> What you are asked to do
Take the entries below and print all of them exactly, please.

═════ Data records ═════

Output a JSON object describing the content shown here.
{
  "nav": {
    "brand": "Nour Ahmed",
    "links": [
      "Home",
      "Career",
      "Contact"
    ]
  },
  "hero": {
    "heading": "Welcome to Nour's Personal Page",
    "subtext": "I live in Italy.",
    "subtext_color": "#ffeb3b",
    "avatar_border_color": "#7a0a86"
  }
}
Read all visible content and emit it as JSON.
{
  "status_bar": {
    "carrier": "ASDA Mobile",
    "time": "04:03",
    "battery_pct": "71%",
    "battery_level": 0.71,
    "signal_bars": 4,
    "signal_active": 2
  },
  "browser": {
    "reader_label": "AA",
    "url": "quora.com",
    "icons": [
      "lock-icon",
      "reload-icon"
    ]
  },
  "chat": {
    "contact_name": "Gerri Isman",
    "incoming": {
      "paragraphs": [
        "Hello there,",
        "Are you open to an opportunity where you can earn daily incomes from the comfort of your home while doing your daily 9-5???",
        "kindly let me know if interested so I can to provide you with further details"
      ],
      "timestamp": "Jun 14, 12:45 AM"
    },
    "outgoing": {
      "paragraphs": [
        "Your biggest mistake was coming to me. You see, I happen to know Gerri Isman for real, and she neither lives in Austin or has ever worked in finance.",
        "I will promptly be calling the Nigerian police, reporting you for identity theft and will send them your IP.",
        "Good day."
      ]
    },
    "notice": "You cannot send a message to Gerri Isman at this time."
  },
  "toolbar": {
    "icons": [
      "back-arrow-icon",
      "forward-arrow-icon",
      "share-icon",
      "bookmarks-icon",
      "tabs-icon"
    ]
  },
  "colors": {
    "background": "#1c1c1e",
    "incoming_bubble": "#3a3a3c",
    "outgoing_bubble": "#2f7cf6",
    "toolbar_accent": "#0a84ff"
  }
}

═════

> Full solution
Output a JSON object describing the content shown here.
{
  "nav": {
    "brand": "Nour Ahmed",
    "links": [
      "Home",
      "Career",
      "Contact"
    ]
  },
  "hero": {
    "heading": "Welcome to Nour's Personal Page",
    "subtext": "I live in Italy.",
    "subtext_color": "#ffeb3b",
    "avatar_border_color": "#7a0a86"
  }
}
Read all visible content and emit it as JSON.
{
  "status_bar": {
    "carrier": "ASDA Mobile",
    "time": "04:03",
    "battery_pct": "71%",
    "battery_level": 0.71,
    "signal_bars": 4,
    "signal_active": 2
  },
  "browser": {
    "reader_label": "AA",
    "url": "quora.com",
    "icons": [
      "lock-icon",
      "reload-icon"
    ]
  },
  "chat": {
    "contact_name": "Gerri Isman",
    "incoming": {
      "paragraphs": [
        "Hello there,",
        "Are you open to an opportunity where you can earn daily incomes from the comfort of your home while doing your daily 9-5???",
        "kindly let me know if interested so I can to provide you with further details"
      ],
      "timestamp": "Jun 14, 12:45 AM"
    },
    "outgoing": {
      "paragraphs": [
        "Your biggest mistake was coming to me. You see, I happen to know Gerri Isman for real, and she neither lives in Austin or has ever worked in finance.",
        "I will promptly be calling the Nigerian police, reporting you for identity theft and will send them your IP.",
        "Good day."
      ]
    },
    "notice": "You cannot send a message to Gerri Isman at this time."
  },
  "toolbar": {
    "icons": [
      "back-arrow-icon",
      "forward-arrow-icon",
      "share-icon",
      "bookmarks-icon",
      "tabs-icon"
    ]
  },
  "colors": {
    "background": "#1c1c1e",
    "incoming_bubble": "#3a3a3c",
    "outgoing_bubble": "#2f7cf6",
    "toolbar_accent": "#0a84ff"
  }
}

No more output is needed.